# [Given instruction]
Check each line for the string "عقيل". Give only the count of lines that have it.

# [Information given]

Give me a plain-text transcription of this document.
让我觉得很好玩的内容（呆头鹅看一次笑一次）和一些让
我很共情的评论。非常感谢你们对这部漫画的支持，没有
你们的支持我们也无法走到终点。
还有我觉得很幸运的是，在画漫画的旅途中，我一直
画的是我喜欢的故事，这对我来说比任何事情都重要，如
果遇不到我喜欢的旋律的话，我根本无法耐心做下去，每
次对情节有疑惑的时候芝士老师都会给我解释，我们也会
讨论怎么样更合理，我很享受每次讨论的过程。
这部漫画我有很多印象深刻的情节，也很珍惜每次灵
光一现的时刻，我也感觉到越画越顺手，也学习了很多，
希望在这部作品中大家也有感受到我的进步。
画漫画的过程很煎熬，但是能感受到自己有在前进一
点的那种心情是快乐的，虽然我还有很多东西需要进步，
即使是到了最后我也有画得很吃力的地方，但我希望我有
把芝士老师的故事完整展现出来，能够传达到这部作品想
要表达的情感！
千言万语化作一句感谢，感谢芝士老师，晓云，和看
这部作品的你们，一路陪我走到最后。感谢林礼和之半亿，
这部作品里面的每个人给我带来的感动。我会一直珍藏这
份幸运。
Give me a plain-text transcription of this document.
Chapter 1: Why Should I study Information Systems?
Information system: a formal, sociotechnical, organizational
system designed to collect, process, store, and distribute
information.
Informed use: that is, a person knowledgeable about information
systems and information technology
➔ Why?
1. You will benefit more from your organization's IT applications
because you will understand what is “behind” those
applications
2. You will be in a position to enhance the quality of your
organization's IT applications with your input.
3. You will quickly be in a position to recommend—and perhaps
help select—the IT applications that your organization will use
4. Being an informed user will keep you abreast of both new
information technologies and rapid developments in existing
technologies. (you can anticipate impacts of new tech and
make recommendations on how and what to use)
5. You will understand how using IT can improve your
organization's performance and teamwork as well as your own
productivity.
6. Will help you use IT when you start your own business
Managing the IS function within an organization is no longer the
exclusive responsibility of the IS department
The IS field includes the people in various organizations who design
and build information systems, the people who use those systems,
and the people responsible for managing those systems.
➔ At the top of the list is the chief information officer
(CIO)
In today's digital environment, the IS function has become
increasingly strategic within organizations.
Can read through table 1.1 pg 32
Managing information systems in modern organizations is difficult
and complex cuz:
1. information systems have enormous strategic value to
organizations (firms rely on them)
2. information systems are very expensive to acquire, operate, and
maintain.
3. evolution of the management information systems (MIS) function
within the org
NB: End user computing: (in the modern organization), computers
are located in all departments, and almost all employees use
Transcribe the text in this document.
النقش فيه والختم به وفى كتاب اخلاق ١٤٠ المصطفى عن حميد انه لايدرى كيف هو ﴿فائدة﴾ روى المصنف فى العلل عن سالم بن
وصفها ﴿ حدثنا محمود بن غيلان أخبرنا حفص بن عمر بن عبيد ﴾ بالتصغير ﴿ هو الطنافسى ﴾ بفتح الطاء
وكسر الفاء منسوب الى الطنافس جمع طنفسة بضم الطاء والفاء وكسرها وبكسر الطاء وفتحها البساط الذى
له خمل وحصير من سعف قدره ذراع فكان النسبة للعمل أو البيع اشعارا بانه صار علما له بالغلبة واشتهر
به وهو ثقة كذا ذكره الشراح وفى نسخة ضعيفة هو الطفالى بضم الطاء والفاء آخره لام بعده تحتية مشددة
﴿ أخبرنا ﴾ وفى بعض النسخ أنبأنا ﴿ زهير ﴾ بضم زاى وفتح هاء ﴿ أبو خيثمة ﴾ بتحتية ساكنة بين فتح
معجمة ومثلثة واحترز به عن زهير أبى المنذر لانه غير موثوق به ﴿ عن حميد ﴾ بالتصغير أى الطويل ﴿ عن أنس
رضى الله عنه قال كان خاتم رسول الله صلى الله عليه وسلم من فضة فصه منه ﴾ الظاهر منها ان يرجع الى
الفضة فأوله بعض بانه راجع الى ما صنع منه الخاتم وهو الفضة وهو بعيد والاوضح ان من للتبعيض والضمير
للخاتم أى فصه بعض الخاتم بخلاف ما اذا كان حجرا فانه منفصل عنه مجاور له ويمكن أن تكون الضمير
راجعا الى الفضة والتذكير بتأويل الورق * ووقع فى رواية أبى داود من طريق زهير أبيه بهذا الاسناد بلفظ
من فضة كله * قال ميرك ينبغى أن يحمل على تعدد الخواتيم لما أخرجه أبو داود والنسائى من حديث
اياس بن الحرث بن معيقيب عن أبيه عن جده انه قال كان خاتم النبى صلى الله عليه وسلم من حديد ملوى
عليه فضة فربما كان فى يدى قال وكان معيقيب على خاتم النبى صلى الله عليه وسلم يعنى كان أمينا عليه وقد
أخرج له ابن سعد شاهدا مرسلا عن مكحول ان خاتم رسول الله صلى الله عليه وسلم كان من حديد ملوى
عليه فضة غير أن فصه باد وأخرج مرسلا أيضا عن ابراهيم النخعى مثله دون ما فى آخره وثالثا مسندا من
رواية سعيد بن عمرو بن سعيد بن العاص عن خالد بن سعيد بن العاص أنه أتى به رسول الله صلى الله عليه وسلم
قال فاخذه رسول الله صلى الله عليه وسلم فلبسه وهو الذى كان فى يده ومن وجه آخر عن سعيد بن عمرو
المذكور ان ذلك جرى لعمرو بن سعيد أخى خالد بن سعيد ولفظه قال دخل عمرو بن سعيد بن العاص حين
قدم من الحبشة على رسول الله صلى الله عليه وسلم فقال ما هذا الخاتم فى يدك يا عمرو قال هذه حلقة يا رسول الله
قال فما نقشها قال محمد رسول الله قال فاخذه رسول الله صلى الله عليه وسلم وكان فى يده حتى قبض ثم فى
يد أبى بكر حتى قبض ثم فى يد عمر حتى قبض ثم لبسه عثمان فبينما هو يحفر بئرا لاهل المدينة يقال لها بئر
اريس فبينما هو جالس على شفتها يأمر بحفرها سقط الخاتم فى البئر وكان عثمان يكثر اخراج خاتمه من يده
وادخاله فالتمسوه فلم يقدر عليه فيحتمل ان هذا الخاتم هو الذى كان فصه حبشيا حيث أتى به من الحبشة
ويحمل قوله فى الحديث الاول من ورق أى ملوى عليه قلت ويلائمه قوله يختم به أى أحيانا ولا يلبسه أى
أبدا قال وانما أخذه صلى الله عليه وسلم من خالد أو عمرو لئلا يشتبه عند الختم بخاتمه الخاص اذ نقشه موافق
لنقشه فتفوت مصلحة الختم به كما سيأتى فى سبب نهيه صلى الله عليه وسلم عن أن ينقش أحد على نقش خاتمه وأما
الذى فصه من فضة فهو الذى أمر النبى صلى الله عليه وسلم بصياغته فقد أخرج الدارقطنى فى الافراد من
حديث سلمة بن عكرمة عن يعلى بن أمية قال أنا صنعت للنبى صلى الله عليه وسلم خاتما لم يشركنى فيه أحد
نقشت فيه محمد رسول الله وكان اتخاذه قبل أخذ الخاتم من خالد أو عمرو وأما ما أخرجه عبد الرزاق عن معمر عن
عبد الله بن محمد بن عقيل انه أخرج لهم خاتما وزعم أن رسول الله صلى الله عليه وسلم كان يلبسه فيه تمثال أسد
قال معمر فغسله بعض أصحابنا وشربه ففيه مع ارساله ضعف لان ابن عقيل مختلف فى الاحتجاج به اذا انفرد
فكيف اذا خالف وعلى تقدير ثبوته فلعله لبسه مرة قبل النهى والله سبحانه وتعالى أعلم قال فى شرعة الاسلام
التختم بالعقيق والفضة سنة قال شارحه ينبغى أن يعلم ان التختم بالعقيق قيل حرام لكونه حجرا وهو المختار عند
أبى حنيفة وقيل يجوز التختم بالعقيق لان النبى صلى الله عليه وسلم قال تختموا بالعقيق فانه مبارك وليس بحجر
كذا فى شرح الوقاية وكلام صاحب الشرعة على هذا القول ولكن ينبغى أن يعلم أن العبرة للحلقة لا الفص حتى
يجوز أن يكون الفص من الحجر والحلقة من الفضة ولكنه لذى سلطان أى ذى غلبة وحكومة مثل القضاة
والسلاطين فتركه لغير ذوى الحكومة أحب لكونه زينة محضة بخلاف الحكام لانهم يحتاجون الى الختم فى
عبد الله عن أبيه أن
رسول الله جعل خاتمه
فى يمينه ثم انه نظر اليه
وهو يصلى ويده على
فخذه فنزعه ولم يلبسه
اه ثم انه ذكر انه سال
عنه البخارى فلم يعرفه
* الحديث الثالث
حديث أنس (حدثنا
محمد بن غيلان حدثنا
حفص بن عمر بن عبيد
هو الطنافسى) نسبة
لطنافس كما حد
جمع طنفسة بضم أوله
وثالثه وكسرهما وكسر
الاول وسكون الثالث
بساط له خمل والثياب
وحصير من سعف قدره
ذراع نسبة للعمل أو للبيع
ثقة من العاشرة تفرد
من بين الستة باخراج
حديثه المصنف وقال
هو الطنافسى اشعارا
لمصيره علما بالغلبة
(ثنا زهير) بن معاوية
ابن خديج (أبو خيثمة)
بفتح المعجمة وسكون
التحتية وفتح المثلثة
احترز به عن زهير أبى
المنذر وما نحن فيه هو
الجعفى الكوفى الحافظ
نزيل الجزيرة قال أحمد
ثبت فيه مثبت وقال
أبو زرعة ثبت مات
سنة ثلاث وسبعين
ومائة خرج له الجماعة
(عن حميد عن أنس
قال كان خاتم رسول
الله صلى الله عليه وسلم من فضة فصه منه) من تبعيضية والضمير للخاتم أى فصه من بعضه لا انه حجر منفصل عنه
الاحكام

# [Result of this exercise]
2